(WHAT YOU SHOULD DO) Pick out all lines of the entries that include the word "marker" and copy them.

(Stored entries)
_____
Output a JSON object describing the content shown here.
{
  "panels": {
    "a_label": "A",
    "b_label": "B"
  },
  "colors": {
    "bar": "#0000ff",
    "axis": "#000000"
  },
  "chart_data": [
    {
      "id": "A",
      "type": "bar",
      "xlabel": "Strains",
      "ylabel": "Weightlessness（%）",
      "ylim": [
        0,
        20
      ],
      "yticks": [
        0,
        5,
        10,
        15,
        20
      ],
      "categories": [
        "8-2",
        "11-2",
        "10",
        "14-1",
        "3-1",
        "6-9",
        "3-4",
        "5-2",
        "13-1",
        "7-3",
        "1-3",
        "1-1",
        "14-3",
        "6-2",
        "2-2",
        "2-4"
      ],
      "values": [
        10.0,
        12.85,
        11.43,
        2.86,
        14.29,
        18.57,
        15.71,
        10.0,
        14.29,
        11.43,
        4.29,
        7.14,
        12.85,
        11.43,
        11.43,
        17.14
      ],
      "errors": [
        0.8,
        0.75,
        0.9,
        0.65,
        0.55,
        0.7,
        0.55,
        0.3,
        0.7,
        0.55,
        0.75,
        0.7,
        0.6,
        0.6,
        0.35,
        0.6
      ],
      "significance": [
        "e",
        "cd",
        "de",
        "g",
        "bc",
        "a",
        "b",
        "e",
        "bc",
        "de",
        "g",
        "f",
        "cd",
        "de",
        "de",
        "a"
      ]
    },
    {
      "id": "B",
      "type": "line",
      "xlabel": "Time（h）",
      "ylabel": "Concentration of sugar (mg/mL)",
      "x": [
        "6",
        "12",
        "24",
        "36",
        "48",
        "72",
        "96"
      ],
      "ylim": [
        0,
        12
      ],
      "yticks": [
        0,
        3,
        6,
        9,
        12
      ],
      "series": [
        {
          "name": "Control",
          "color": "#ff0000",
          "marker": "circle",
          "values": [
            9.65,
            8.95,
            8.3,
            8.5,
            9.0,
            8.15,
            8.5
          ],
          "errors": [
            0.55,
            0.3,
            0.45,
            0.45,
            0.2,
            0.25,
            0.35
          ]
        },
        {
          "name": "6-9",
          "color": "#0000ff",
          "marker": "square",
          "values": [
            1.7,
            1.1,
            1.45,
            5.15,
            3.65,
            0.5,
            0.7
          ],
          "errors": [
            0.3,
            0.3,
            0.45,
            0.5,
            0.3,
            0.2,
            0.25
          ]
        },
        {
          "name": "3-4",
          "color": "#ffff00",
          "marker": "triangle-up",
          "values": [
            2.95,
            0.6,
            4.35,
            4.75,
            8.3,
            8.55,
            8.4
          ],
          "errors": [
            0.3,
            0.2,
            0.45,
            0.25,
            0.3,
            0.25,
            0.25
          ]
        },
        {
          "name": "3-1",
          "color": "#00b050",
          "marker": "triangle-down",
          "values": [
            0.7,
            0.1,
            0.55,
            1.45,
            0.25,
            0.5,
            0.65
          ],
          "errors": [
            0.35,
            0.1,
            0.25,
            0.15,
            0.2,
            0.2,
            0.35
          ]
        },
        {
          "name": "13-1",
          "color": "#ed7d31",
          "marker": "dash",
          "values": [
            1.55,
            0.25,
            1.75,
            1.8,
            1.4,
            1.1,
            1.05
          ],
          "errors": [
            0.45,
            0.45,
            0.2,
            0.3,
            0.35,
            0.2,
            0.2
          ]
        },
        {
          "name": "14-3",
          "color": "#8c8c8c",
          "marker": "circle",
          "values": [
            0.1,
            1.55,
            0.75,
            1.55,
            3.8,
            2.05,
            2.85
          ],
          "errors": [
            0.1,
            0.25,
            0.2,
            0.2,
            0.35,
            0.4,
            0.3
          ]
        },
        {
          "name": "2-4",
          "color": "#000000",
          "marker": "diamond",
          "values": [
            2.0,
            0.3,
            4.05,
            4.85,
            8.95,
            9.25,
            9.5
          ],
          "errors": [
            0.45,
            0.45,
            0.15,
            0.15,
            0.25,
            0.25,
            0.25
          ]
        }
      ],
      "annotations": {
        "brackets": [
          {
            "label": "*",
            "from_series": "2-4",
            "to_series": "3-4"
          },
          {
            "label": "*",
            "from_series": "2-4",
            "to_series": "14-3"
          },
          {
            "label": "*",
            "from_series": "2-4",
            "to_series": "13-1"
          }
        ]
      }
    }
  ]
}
_____
(TASK SOLUTION)
          "marker": "circle",
          "marker": "square",
          "marker": "triangle-up",
          "marker": "triangle-down",
          "marker": "dash",
          "marker": "circle",
          "marker": "diamond",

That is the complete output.